**Exercise directions**
Transcribe all of the data exactly. Omit the pictures.

╔══

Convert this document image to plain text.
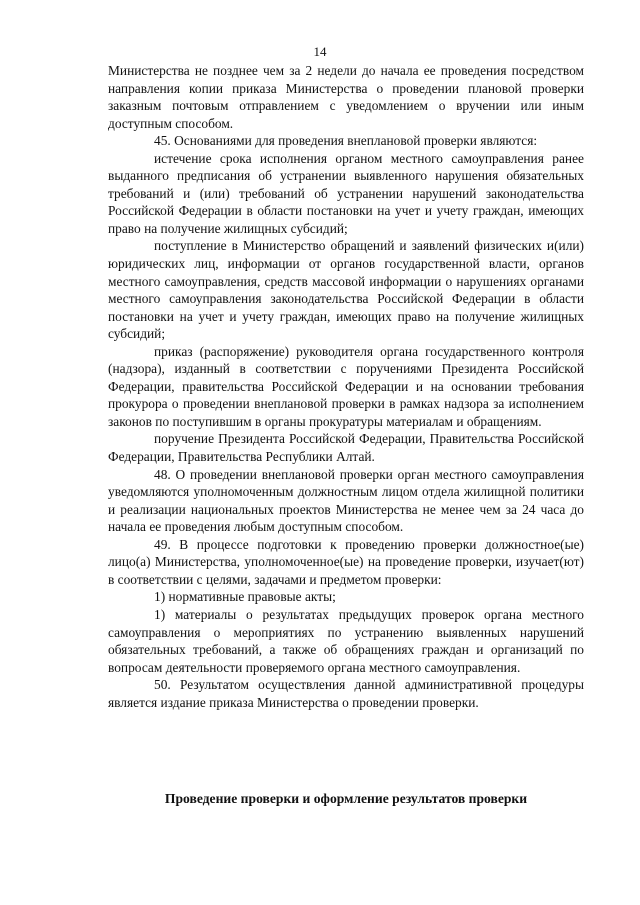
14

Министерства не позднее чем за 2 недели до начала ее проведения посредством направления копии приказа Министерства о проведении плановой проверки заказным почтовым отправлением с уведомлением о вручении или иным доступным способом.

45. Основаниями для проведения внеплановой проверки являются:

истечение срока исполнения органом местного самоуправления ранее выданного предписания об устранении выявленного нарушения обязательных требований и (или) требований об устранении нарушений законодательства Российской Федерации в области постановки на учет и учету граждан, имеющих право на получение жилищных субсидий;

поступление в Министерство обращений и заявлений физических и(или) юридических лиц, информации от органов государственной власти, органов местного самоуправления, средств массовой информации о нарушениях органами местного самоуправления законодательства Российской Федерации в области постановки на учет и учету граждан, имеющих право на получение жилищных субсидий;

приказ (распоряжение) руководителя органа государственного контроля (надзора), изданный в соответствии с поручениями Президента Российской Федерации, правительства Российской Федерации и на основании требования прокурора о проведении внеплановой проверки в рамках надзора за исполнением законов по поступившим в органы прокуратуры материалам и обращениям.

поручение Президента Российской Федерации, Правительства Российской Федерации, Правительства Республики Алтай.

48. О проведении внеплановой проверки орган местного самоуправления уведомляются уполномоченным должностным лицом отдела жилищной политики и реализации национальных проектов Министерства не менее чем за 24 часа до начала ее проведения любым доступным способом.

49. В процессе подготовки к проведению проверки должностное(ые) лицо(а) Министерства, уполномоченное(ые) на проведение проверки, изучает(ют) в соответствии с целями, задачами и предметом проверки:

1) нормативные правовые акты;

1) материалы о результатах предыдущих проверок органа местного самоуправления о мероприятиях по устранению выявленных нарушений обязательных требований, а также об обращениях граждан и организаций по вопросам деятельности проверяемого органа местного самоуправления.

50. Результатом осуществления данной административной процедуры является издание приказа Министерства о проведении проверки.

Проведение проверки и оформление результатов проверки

╚══

**Answer for the task**
Convert this document image to plain text.
14

Министерства не позднее чем за 2 недели до начала ее проведения посредством направления копии приказа Министерства о проведении плановой проверки заказным почтовым отправлением с уведомлением о вручении или иным доступным способом.

45. Основаниями для проведения внеплановой проверки являются:

истечение срока исполнения органом местного самоуправления ранее выданного предписания об устранении выявленного нарушения обязательных требований и (или) требований об устранении нарушений законодательства Российской Федерации в области постановки на учет и учету граждан, имеющих право на получение жилищных субсидий;

поступление в Министерство обращений и заявлений физических и(или) юридических лиц, информации от органов государственной власти, органов местного самоуправления, средств массовой информации о нарушениях органами местного самоуправления законодательства Российской Федерации в области постановки на учет и учету граждан, имеющих право на получение жилищных субсидий;

приказ (распоряжение) руководителя органа государственного контроля (надзора), изданный в соответствии с поручениями Президента Российской Федерации, правительства Российской Федерации и на основании требования прокурора о проведении внеплановой проверки в рамках надзора за исполнением законов по поступившим в органы прокуратуры материалам и обращениям.

поручение Президента Российской Федерации, Правительства Российской Федерации, Правительства Республики Алтай.

48. О проведении внеплановой проверки орган местного самоуправления уведомляются уполномоченным должностным лицом отдела жилищной политики и реализации национальных проектов Министерства не менее чем за 24 часа до начала ее проведения любым доступным способом.

49. В процессе подготовки к проведению проверки должностное(ые) лицо(а) Министерства, уполномоченное(ые) на проведение проверки, изучает(ют) в соответствии с целями, задачами и предметом проверки:

1) нормативные правовые акты;

1) материалы о результатах предыдущих проверок органа местного самоуправления о мероприятиях по устранению выявленных нарушений обязательных требований, а также об обращениях граждан и организаций по вопросам деятельности проверяемого органа местного самоуправления.

50. Результатом осуществления данной административной процедуры является издание приказа Министерства о проведении проверки.

Проведение проверки и оформление результатов проверки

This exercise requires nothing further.